==== EXERCISE INPUTS
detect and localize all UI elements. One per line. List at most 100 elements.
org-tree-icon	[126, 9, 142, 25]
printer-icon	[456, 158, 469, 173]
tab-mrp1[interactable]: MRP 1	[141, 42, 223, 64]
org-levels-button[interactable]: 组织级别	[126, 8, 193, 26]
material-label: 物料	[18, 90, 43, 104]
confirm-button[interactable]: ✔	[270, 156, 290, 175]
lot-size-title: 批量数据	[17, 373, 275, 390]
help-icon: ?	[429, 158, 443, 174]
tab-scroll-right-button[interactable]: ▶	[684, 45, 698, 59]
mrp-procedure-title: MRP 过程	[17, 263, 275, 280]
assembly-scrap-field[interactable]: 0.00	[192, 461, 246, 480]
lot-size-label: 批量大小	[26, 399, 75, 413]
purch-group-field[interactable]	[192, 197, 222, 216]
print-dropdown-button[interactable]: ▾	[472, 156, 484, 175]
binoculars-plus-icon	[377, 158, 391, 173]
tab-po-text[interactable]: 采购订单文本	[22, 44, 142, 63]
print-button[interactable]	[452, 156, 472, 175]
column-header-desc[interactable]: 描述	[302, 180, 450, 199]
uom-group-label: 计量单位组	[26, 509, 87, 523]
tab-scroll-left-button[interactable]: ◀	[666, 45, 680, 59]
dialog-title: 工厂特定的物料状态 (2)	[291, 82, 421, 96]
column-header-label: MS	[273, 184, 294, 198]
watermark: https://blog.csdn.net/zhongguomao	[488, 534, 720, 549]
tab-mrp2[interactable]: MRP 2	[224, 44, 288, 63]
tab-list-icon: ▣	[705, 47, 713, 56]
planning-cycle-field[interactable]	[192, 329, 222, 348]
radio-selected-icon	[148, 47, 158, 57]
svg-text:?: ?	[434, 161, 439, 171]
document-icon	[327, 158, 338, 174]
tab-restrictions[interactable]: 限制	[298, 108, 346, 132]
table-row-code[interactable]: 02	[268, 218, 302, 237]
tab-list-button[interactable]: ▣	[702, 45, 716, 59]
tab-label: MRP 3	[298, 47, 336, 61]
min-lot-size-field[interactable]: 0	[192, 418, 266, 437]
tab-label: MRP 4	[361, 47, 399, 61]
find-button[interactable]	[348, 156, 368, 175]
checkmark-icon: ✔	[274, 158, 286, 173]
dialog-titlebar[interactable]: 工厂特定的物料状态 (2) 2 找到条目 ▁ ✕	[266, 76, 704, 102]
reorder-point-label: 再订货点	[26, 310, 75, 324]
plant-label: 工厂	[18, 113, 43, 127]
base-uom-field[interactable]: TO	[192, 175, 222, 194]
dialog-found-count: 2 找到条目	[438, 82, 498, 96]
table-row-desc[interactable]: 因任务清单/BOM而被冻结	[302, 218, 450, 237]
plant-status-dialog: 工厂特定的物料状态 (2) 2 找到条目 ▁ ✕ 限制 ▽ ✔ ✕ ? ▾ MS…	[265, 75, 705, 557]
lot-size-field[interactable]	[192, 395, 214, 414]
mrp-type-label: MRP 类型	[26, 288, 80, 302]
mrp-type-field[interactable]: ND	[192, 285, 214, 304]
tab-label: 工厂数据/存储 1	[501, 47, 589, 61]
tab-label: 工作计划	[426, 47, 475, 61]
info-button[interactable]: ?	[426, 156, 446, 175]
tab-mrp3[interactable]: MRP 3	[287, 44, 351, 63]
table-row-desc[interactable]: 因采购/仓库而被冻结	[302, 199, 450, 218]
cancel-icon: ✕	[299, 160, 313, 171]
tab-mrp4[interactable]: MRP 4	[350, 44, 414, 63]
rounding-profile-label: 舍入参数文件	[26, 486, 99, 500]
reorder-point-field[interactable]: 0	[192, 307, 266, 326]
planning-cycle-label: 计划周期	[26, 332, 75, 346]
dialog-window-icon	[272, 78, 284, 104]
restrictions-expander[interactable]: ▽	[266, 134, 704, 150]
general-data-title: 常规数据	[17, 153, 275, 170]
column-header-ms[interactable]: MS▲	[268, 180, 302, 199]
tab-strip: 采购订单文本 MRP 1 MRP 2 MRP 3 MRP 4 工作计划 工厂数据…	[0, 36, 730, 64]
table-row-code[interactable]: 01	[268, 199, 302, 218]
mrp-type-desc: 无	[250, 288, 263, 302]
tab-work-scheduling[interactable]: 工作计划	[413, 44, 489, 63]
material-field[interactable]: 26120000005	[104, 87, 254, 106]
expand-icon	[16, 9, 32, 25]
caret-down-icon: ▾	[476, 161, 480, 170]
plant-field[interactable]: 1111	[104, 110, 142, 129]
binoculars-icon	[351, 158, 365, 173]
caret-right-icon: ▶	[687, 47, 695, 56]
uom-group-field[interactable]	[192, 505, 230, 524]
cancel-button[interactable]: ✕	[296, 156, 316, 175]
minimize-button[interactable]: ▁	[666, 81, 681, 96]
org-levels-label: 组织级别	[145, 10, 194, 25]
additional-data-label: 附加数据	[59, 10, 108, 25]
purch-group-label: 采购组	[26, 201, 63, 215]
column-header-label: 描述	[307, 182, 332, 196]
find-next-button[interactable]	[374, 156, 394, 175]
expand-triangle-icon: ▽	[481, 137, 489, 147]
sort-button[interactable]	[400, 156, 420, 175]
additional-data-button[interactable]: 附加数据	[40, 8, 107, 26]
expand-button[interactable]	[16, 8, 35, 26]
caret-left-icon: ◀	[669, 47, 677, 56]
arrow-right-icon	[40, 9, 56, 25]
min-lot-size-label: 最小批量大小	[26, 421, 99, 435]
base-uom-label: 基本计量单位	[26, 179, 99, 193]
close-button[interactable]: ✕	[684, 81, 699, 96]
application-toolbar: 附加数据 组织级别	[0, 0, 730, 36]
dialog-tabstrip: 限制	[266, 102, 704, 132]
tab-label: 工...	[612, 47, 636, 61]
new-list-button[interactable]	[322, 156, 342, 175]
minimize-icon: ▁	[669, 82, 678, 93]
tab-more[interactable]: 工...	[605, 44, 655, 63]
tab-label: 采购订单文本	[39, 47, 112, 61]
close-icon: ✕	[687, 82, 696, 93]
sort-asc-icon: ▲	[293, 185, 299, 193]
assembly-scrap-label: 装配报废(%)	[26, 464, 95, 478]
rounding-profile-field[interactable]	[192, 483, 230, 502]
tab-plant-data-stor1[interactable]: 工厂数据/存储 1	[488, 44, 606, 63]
========
* EXERCISE GOAL: Please output every line of the material above word for word, in the same order.

* PROBLEM SOLUTION:
detect and localize all UI elements. One per line. List at most 100 elements.
org-tree-icon	[126, 9, 142, 25]
printer-icon	[456, 158, 469, 173]
tab-mrp1[interactable]: MRP 1	[141, 42, 223, 64]
org-levels-button[interactable]: 组织级别	[126, 8, 193, 26]
material-label: 物料	[18, 90, 43, 104]
confirm-button[interactable]: ✔	[270, 156, 290, 175]
lot-size-title: 批量数据	[17, 373, 275, 390]
help-icon: ?	[429, 158, 443, 174]
tab-scroll-right-button[interactable]: ▶	[684, 45, 698, 59]
mrp-procedure-title: MRP 过程	[17, 263, 275, 280]
assembly-scrap-field[interactable]: 0.00	[192, 461, 246, 480]
lot-size-label: 批量大小	[26, 399, 75, 413]
purch-group-field[interactable]	[192, 197, 222, 216]
print-dropdown-button[interactable]: ▾	[472, 156, 484, 175]
binoculars-plus-icon	[377, 158, 391, 173]
tab-po-text[interactable]: 采购订单文本	[22, 44, 142, 63]
print-button[interactable]	[452, 156, 472, 175]
column-header-desc[interactable]: 描述	[302, 180, 450, 199]
uom-group-label: 计量单位组	[26, 509, 87, 523]
tab-scroll-left-button[interactable]: ◀	[666, 45, 680, 59]
dialog-title: 工厂特定的物料状态 (2)	[291, 82, 421, 96]
column-header-label: MS	[273, 184, 294, 198]
watermark: https://blog.csdn.net/zhongguomao	[488, 534, 720, 549]
tab-mrp2[interactable]: MRP 2	[224, 44, 288, 63]
tab-list-icon: ▣	[705, 47, 713, 56]
planning-cycle-field[interactable]	[192, 329, 222, 348]
radio-selected-icon	[148, 47, 158, 57]
svg-text:?: ?	[434, 161, 439, 171]
document-icon	[327, 158, 338, 174]
tab-restrictions[interactable]: 限制	[298, 108, 346, 132]
table-row-code[interactable]: 02	[268, 218, 302, 237]
tab-list-button[interactable]: ▣	[702, 45, 716, 59]
tab-label: MRP 3	[298, 47, 336, 61]
min-lot-size-field[interactable]: 0	[192, 418, 266, 437]
tab-label: MRP 4	[361, 47, 399, 61]
find-button[interactable]	[348, 156, 368, 175]
checkmark-icon: ✔	[274, 158, 286, 173]
dialog-titlebar[interactable]: 工厂特定的物料状态 (2) 2 找到条目 ▁ ✕	[266, 76, 704, 102]
reorder-point-label: 再订货点	[26, 310, 75, 324]
plant-label: 工厂	[18, 113, 43, 127]
base-uom-field[interactable]: TO	[192, 175, 222, 194]
dialog-found-count: 2 找到条目	[438, 82, 498, 96]
table-row-desc[interactable]: 因任务清单/BOM而被冻结	[302, 218, 450, 237]
plant-status-dialog: 工厂特定的物料状态 (2) 2 找到条目 ▁ ✕ 限制 ▽ ✔ ✕ ? ▾ MS…	[265, 75, 705, 557]
lot-size-field[interactable]	[192, 395, 214, 414]
mrp-type-label: MRP 类型	[26, 288, 80, 302]
mrp-type-field[interactable]: ND	[192, 285, 214, 304]
tab-label: 工厂数据/存储 1	[501, 47, 589, 61]
tab-label: 工作计划	[426, 47, 475, 61]
info-button[interactable]: ?	[426, 156, 446, 175]
tab-mrp3[interactable]: MRP 3	[287, 44, 351, 63]
table-row-desc[interactable]: 因采购/仓库而被冻结	[302, 199, 450, 218]
cancel-icon: ✕	[299, 160, 313, 171]
tab-mrp4[interactable]: MRP 4	[350, 44, 414, 63]
rounding-profile-label: 舍入参数文件	[26, 486, 99, 500]
reorder-point-field[interactable]: 0	[192, 307, 266, 326]
planning-cycle-label: 计划周期	[26, 332, 75, 346]
dialog-window-icon	[272, 78, 284, 104]
restrictions-expander[interactable]: ▽	[266, 134, 704, 150]
general-data-title: 常规数据	[17, 153, 275, 170]
column-header-ms[interactable]: MS▲	[268, 180, 302, 199]
tab-strip: 采购订单文本 MRP 1 MRP 2 MRP 3 MRP 4 工作计划 工厂数据…	[0, 36, 730, 64]
table-row-code[interactable]: 01	[268, 199, 302, 218]
mrp-type-desc: 无	[250, 288, 263, 302]
tab-work-scheduling[interactable]: 工作计划	[413, 44, 489, 63]
material-field[interactable]: 26120000005	[104, 87, 254, 106]
expand-icon	[16, 9, 32, 25]
caret-down-icon: ▾	[476, 161, 480, 170]
plant-field[interactable]: 1111	[104, 110, 142, 129]
binoculars-icon	[351, 158, 365, 173]
caret-right-icon: ▶	[687, 47, 695, 56]
uom-group-field[interactable]	[192, 505, 230, 524]
cancel-button[interactable]: ✕	[296, 156, 316, 175]
minimize-button[interactable]: ▁	[666, 81, 681, 96]
org-levels-label: 组织级别	[145, 10, 194, 25]
additional-data-label: 附加数据	[59, 10, 108, 25]
purch-group-label: 采购组	[26, 201, 63, 215]
column-header-label: 描述	[307, 182, 332, 196]
find-next-button[interactable]	[374, 156, 394, 175]
expand-triangle-icon: ▽	[481, 137, 489, 147]
sort-button[interactable]	[400, 156, 420, 175]
additional-data-button[interactable]: 附加数据	[40, 8, 107, 26]
expand-button[interactable]	[16, 8, 35, 26]
caret-left-icon: ◀	[669, 47, 677, 56]
arrow-right-icon	[40, 9, 56, 25]
min-lot-size-label: 最小批量大小	[26, 421, 99, 435]
base-uom-label: 基本计量单位	[26, 179, 99, 193]
close-button[interactable]: ✕	[684, 81, 699, 96]
application-toolbar: 附加数据 组织级别	[0, 0, 730, 36]
dialog-tabstrip: 限制	[266, 102, 704, 132]
tab-label: 工...	[612, 47, 636, 61]
new-list-button[interactable]	[322, 156, 342, 175]
minimize-icon: ▁	[669, 82, 678, 93]
tab-more[interactable]: 工...	[605, 44, 655, 63]
tab-label: 采购订单文本	[39, 47, 112, 61]
close-icon: ✕	[687, 82, 696, 93]
sort-asc-icon: ▲	[293, 185, 299, 193]
assembly-scrap-label: 装配报废(%)	[26, 464, 95, 478]
rounding-profile-field[interactable]	[192, 483, 230, 502]
tab-plant-data-stor1[interactable]: 工厂数据/存储 1	[488, 44, 606, 63]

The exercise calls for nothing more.